# DATA SECTION
┏━━
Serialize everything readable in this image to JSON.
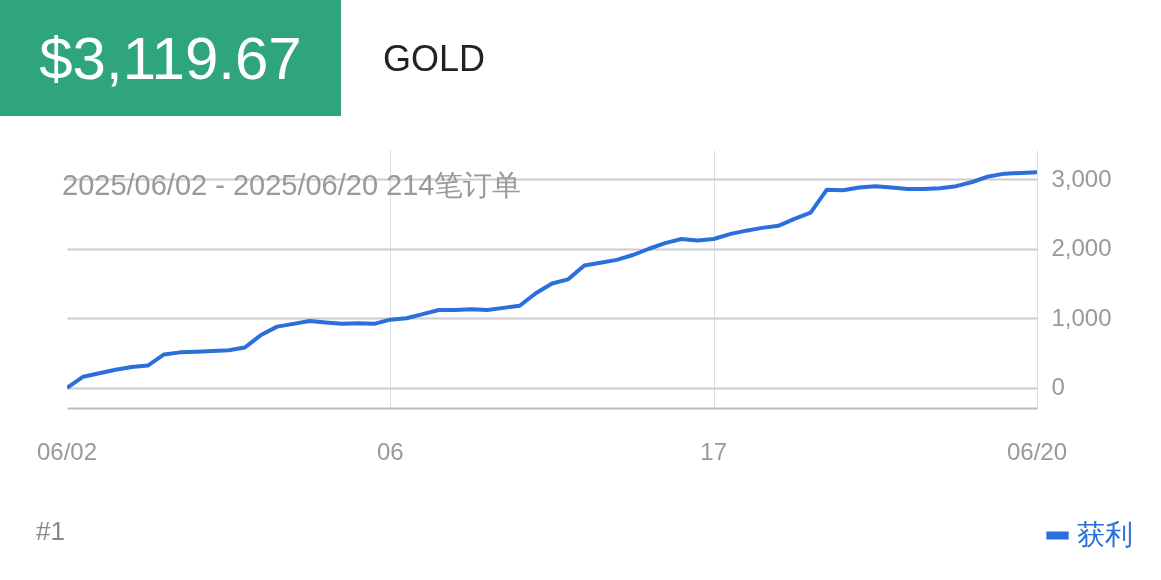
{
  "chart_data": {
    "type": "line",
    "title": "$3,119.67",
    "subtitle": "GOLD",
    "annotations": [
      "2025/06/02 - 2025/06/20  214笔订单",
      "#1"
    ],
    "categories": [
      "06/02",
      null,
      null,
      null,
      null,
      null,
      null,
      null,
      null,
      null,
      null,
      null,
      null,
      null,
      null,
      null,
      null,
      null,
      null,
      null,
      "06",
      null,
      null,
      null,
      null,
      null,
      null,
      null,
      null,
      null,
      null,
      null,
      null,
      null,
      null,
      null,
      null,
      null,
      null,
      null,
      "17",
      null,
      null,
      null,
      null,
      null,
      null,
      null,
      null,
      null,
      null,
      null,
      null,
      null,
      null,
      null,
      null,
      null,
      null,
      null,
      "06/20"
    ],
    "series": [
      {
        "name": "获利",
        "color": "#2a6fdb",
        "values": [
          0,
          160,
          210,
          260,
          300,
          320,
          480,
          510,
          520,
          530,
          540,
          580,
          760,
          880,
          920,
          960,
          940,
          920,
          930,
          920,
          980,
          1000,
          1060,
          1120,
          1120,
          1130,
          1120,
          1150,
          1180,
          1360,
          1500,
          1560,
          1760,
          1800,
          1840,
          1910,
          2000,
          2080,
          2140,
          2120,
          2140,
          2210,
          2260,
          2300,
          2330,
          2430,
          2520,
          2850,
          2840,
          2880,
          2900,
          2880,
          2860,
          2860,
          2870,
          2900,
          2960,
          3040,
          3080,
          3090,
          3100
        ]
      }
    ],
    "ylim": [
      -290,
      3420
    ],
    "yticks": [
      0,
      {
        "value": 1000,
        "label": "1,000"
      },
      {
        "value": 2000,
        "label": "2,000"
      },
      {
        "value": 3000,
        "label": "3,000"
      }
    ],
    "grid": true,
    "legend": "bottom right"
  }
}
┗━━
# DO THIS
Give back every line exactly as it stands, pictures excluded.

# EXERCISE RESPONSE
Serialize everything readable in this image to JSON.
{
  "chart_data": {
    "type": "line",
    "title": "$3,119.67",
    "subtitle": "GOLD",
    "annotations": [
      "2025/06/02 - 2025/06/20  214笔订单",
      "#1"
    ],
    "categories": [
      "06/02",
      null,
      null,
      null,
      null,
      null,
      null,
      null,
      null,
      null,
      null,
      null,
      null,
      null,
      null,
      null,
      null,
      null,
      null,
      null,
      "06",
      null,
      null,
      null,
      null,
      null,
      null,
      null,
      null,
      null,
      null,
      null,
      null,
      null,
      null,
      null,
      null,
      null,
      null,
      null,
      "17",
      null,
      null,
      null,
      null,
      null,
      null,
      null,
      null,
      null,
      null,
      null,
      null,
      null,
      null,
      null,
      null,
      null,
      null,
      null,
      "06/20"
    ],
    "series": [
      {
        "name": "获利",
        "color": "#2a6fdb",
        "values": [
          0,
          160,
          210,
          260,
          300,
          320,
          480,
          510,
          520,
          530,
          540,
          580,
          760,
          880,
          920,
          960,
          940,
          920,
          930,
          920,
          980,
          1000,
          1060,
          1120,
          1120,
          1130,
          1120,
          1150,
          1180,
          1360,
          1500,
          1560,
          1760,
          1800,
          1840,
          1910,
          2000,
          2080,
          2140,
          2120,
          2140,
          2210,
          2260,
          2300,
          2330,
          2430,
          2520,
          2850,
          2840,
          2880,
          2900,
          2880,
          2860,
          2860,
          2870,
          2900,
          2960,
          3040,
          3080,
          3090,
          3100
        ]
      }
    ],
    "ylim": [
      -290,
      3420
    ],
    "yticks": [
      0,
      {
        "value": 1000,
        "label": "1,000"
      },
      {
        "value": 2000,
        "label": "2,000"
      },
      {
        "value": 3000,
        "label": "3,000"
      }
    ],
    "grid": true,
    "legend": "bottom right"
  }
}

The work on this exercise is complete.